## [What you need to do]
Copy out, from the entries below, each line holding the string "color".

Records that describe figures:
--- begin ---

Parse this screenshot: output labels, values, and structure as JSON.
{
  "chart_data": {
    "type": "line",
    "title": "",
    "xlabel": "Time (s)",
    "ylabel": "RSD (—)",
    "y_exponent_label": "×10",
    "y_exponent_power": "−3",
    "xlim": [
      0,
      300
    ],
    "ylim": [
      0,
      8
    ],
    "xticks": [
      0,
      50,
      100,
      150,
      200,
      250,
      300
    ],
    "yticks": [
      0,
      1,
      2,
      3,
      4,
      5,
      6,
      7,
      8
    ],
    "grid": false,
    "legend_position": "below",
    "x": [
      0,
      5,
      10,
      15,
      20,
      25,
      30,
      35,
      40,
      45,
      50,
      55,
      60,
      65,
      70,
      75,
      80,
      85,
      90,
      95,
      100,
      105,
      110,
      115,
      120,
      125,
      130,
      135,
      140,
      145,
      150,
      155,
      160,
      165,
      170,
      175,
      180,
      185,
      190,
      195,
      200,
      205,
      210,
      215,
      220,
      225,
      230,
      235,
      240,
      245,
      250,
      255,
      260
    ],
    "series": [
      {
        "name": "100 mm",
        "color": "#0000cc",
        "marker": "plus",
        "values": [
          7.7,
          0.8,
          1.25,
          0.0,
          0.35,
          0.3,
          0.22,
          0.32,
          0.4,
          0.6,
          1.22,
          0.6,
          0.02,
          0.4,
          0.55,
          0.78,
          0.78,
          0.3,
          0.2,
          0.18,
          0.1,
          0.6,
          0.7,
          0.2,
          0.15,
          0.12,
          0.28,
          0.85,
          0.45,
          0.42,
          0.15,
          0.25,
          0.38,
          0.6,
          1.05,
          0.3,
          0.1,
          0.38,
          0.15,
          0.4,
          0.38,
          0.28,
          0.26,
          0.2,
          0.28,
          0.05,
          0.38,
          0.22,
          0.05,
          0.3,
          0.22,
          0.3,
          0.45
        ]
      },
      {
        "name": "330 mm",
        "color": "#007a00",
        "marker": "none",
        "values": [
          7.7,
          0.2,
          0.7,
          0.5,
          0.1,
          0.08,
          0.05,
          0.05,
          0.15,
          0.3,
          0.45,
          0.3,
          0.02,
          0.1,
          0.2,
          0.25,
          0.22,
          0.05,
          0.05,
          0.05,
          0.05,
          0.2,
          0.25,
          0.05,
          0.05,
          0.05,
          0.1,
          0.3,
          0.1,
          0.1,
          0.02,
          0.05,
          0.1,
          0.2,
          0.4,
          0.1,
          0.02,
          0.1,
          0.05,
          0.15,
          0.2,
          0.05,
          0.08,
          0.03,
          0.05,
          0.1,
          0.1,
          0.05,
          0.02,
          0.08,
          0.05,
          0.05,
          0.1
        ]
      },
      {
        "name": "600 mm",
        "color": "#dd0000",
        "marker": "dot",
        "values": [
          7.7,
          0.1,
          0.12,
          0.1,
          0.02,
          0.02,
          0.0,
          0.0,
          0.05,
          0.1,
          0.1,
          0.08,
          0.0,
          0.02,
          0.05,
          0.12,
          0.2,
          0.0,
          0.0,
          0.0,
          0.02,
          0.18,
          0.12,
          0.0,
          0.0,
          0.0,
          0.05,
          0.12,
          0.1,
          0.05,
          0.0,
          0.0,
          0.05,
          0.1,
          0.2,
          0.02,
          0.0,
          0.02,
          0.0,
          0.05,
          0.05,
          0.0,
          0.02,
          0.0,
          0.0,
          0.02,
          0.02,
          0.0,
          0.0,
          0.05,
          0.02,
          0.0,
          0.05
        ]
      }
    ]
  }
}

--- end ---

## [Output below]
        "color": "#0000cc",
        "color": "#007a00",
        "color": "#dd0000",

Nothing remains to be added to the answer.